- Selected passage
————————

We therefore reach the conclusion that the corporation plaintiff, under the conditions which we have detailed, is, within the meaning of the 14th Amendment, a person within the jurisdiction of the state of Alabama, and entitled to be protected against any statute of the state which deprives it of the equal protection of the laws.


It remains to consider the argument made on behalf of the state of Alabama, that the statute is justified as an exercise of the right of classification of the subjects of taxation, which has been held to be entirely consistent with the equal protection of the laws guaranteed by the 14th Amendment. It is argued that the imposition of special taxes upon foreign corporations for the privilege of doing business within the state is sufficient to justify such different taxation, because the tax imposed is different, in that the one imposed on the domestic corporation is for the privilege of being a corporation, whereas the one on the foreign corporation is for the privilege of such corporation to do business within the state. While reasonable classification is permitted, without doing violence to the equal protection of the laws, such classification must be based upon some real and substantial distinction, bearing a reasonable and just relation to the things in respect to which such classification is imposed; and classification cannot be arbitrarily made without any substantial basis. Arbitrary selection, it has been said, cannot be justified by calling it classification. Gulf, C. & S. F. R. Co. v. Ellis, 165 U. S. 150, 155, 165, 41 L. ed. 666, 668, 671, 17 Sup. Ct. Rep. 255; Cotting v. Kansas City Stock Yards Co. (Cotting v. Godard) 183 U. S. 79, 46 L. ed. 92, 22 Sup. Ct. Rep. 30; Connolly v. Union Sewer Pipe Co. 184 U. S. 540, 559, 46 L. ed. 679, 689, 22 Sup. Ct. Rep. 431.

————————

- Exercise prompt
Pick up the opinion excerpt on Alabama's taxation of foreign corporations after its last sentence and continue it.

[Stored data entries]
————————

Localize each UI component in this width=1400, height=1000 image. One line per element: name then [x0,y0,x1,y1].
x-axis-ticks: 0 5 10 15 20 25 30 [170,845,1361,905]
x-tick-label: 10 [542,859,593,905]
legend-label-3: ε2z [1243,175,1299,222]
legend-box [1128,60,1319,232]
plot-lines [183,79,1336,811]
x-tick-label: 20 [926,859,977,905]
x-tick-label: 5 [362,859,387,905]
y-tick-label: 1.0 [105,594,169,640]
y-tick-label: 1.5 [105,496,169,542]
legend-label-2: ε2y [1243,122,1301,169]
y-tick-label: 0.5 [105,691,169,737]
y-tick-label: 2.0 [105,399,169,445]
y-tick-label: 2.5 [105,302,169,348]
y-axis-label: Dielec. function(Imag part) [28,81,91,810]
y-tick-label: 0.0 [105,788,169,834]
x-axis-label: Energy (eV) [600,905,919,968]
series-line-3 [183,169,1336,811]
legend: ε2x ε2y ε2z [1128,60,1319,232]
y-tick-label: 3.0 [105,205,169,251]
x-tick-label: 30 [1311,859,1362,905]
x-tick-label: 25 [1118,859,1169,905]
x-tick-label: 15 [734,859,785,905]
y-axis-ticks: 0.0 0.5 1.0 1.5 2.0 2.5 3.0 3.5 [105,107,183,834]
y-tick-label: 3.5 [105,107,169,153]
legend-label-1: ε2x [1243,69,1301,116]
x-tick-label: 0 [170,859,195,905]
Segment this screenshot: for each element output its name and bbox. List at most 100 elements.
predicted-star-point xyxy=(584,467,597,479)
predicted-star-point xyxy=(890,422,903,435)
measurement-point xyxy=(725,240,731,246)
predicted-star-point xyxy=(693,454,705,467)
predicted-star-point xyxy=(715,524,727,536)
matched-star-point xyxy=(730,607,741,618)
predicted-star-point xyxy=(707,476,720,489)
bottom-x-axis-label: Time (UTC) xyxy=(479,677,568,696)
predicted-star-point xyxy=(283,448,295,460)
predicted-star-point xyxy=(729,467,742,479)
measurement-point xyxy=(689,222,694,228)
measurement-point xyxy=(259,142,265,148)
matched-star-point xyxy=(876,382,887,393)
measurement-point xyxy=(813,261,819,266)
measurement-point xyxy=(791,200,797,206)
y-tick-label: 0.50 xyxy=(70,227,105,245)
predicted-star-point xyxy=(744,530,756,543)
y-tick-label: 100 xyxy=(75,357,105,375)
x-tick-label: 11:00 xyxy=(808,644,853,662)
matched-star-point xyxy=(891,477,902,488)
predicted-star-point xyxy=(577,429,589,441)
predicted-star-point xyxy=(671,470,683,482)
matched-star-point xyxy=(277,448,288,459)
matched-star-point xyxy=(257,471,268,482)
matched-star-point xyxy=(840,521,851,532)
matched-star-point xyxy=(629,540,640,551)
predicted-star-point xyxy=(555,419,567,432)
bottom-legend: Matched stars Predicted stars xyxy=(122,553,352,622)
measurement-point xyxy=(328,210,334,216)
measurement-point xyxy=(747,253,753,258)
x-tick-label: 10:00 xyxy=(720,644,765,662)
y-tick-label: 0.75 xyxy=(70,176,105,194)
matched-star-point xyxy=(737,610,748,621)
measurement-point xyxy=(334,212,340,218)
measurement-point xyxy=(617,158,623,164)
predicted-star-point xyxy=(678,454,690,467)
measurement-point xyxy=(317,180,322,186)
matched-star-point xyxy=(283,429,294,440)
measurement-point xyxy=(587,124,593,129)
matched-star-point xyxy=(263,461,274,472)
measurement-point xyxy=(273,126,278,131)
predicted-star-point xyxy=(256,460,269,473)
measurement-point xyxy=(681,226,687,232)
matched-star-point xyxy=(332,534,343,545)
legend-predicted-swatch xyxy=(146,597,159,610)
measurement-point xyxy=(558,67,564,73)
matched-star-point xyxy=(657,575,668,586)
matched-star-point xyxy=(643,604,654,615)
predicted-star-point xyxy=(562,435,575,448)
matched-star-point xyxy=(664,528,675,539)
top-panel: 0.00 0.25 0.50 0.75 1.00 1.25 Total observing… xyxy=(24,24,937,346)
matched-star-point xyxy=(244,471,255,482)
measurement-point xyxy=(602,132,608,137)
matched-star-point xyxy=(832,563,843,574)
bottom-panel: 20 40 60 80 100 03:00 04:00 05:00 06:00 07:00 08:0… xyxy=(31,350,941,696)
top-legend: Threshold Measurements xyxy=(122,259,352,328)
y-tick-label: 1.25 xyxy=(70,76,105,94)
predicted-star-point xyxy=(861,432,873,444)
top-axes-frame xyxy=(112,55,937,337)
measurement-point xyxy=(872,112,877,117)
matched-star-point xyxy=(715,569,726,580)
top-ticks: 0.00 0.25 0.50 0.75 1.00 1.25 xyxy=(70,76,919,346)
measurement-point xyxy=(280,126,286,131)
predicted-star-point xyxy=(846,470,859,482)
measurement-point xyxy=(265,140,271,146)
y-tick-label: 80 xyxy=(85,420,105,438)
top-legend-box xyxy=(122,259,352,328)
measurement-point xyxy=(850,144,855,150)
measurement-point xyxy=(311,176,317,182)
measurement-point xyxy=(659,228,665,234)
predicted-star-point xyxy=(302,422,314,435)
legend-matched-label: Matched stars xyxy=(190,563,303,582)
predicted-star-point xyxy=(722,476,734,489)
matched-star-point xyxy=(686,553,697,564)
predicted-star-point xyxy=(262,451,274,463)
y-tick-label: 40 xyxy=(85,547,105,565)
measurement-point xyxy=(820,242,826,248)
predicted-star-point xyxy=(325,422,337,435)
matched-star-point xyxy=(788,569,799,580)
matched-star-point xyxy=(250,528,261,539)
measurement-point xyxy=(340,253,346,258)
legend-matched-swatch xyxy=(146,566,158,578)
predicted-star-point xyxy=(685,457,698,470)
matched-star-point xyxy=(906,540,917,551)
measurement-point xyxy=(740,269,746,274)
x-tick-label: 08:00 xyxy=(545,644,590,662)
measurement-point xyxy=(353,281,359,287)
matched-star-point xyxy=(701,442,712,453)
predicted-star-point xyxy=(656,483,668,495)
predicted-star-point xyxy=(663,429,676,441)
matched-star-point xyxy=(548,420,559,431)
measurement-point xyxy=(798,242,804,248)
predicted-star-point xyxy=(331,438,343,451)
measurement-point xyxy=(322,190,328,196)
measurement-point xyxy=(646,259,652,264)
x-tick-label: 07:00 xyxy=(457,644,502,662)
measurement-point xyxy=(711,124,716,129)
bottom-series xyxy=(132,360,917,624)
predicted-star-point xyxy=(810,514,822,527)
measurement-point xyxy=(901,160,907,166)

————————

- Answer to this task
It is averred in the complaint, and must be taken as admitted, that there are other corporations of a domestic character in Alabama, carrying on the railroad business in precisely the same way as the plaintiff. It would be a fanciful distinction to say that there is any real difference in the burden imposed because the one is taxed for the privilege of a foreign corporation to do business in the state, and the other for the right to be a corporation. The fact is that both corporations do the same business in character and kind, and under the statute in question a foreign corporation may be taxed many thousands of dollars for the privilege of doing, within the state, exactly the same business as the domestic corporation is permitted to do by a tax upon its privilege, amounting to only a few hundred dollars. We hold, therefore, that to tax the foreign corporation for carrying on business under the circumstances shown, by a different and much more onerous rule than is used in taxing domestic corporations for the same privilege, is a denial of the equal protection of the laws, and the plaintiff being in position to invoke the protection of the 14th Amendment, that such attempted taxation under a statute of the state does violence to the Federal Constitution.


The judgment of the Supreme Court of Alabama is therefore reversed, and the case remanded to that court for further proceedings not inconsistent with this opinion.




Dissenting: The CHIEF JUSTICE, Mr. Justice McKenna, and Mr. Justice Holmes.